▶ What you have to do:
Retype every entry in its entirety, without alteration.

--- begin ---

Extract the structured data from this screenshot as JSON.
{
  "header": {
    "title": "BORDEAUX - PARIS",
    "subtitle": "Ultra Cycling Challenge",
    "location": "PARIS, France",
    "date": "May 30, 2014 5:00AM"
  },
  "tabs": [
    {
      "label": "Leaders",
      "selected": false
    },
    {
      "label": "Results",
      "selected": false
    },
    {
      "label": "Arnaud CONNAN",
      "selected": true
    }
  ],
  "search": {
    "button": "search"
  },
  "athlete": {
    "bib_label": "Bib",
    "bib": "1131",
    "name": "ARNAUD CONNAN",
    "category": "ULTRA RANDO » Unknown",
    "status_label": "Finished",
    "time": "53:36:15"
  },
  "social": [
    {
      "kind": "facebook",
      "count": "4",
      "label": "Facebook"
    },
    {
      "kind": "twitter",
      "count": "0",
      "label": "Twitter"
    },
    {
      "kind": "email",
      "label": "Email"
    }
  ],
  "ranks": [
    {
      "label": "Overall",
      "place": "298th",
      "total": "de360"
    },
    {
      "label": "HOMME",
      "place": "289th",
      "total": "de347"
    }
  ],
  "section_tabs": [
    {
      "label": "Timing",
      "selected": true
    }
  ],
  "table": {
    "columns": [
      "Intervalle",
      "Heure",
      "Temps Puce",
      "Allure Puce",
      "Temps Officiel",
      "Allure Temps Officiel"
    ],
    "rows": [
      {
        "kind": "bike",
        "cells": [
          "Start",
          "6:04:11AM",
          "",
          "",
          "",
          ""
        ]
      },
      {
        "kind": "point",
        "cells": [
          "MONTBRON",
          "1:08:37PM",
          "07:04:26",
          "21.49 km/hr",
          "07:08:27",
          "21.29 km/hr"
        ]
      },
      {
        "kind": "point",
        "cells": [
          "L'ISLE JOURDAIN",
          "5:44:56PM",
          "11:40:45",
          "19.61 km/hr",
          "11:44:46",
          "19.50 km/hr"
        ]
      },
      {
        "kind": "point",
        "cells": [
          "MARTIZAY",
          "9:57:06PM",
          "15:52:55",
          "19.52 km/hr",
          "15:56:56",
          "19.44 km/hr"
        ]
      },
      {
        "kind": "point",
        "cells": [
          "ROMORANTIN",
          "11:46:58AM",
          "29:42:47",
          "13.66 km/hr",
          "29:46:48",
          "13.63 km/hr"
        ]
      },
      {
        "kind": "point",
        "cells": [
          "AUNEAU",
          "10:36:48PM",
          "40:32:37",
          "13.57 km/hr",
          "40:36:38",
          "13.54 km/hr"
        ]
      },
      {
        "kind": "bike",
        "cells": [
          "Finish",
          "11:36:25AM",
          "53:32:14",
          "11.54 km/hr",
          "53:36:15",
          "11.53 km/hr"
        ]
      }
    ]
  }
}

--- end ---

▶ The output:
Extract the structured data from this screenshot as JSON.
{
  "header": {
    "title": "BORDEAUX - PARIS",
    "subtitle": "Ultra Cycling Challenge",
    "location": "PARIS, France",
    "date": "May 30, 2014 5:00AM"
  },
  "tabs": [
    {
      "label": "Leaders",
      "selected": false
    },
    {
      "label": "Results",
      "selected": false
    },
    {
      "label": "Arnaud CONNAN",
      "selected": true
    }
  ],
  "search": {
    "button": "search"
  },
  "athlete": {
    "bib_label": "Bib",
    "bib": "1131",
    "name": "ARNAUD CONNAN",
    "category": "ULTRA RANDO » Unknown",
    "status_label": "Finished",
    "time": "53:36:15"
  },
  "social": [
    {
      "kind": "facebook",
      "count": "4",
      "label": "Facebook"
    },
    {
      "kind": "twitter",
      "count": "0",
      "label": "Twitter"
    },
    {
      "kind": "email",
      "label": "Email"
    }
  ],
  "ranks": [
    {
      "label": "Overall",
      "place": "298th",
      "total": "de360"
    },
    {
      "label": "HOMME",
      "place": "289th",
      "total": "de347"
    }
  ],
  "section_tabs": [
    {
      "label": "Timing",
      "selected": true
    }
  ],
  "table": {
    "columns": [
      "Intervalle",
      "Heure",
      "Temps Puce",
      "Allure Puce",
      "Temps Officiel",
      "Allure Temps Officiel"
    ],
    "rows": [
      {
        "kind": "bike",
        "cells": [
          "Start",
          "6:04:11AM",
          "",
          "",
          "",
          ""
        ]
      },
      {
        "kind": "point",
        "cells": [
          "MONTBRON",
          "1:08:37PM",
          "07:04:26",
          "21.49 km/hr",
          "07:08:27",
          "21.29 km/hr"
        ]
      },
      {
        "kind": "point",
        "cells": [
          "L'ISLE JOURDAIN",
          "5:44:56PM",
          "11:40:45",
          "19.61 km/hr",
          "11:44:46",
          "19.50 km/hr"
        ]
      },
      {
        "kind": "point",
        "cells": [
          "MARTIZAY",
          "9:57:06PM",
          "15:52:55",
          "19.52 km/hr",
          "15:56:56",
          "19.44 km/hr"
        ]
      },
      {
        "kind": "point",
        "cells": [
          "ROMORANTIN",
          "11:46:58AM",
          "29:42:47",
          "13.66 km/hr",
          "29:46:48",
          "13.63 km/hr"
        ]
      },
      {
        "kind": "point",
        "cells": [
          "AUNEAU",
          "10:36:48PM",
          "40:32:37",
          "13.57 km/hr",
          "40:36:38",
          "13.54 km/hr"
        ]
      },
      {
        "kind": "bike",
        "cells": [
          "Finish",
          "11:36:25AM",
          "53:32:14",
          "11.54 km/hr",
          "53:36:15",
          "11.53 km/hr"
        ]
      }
    ]
  }
}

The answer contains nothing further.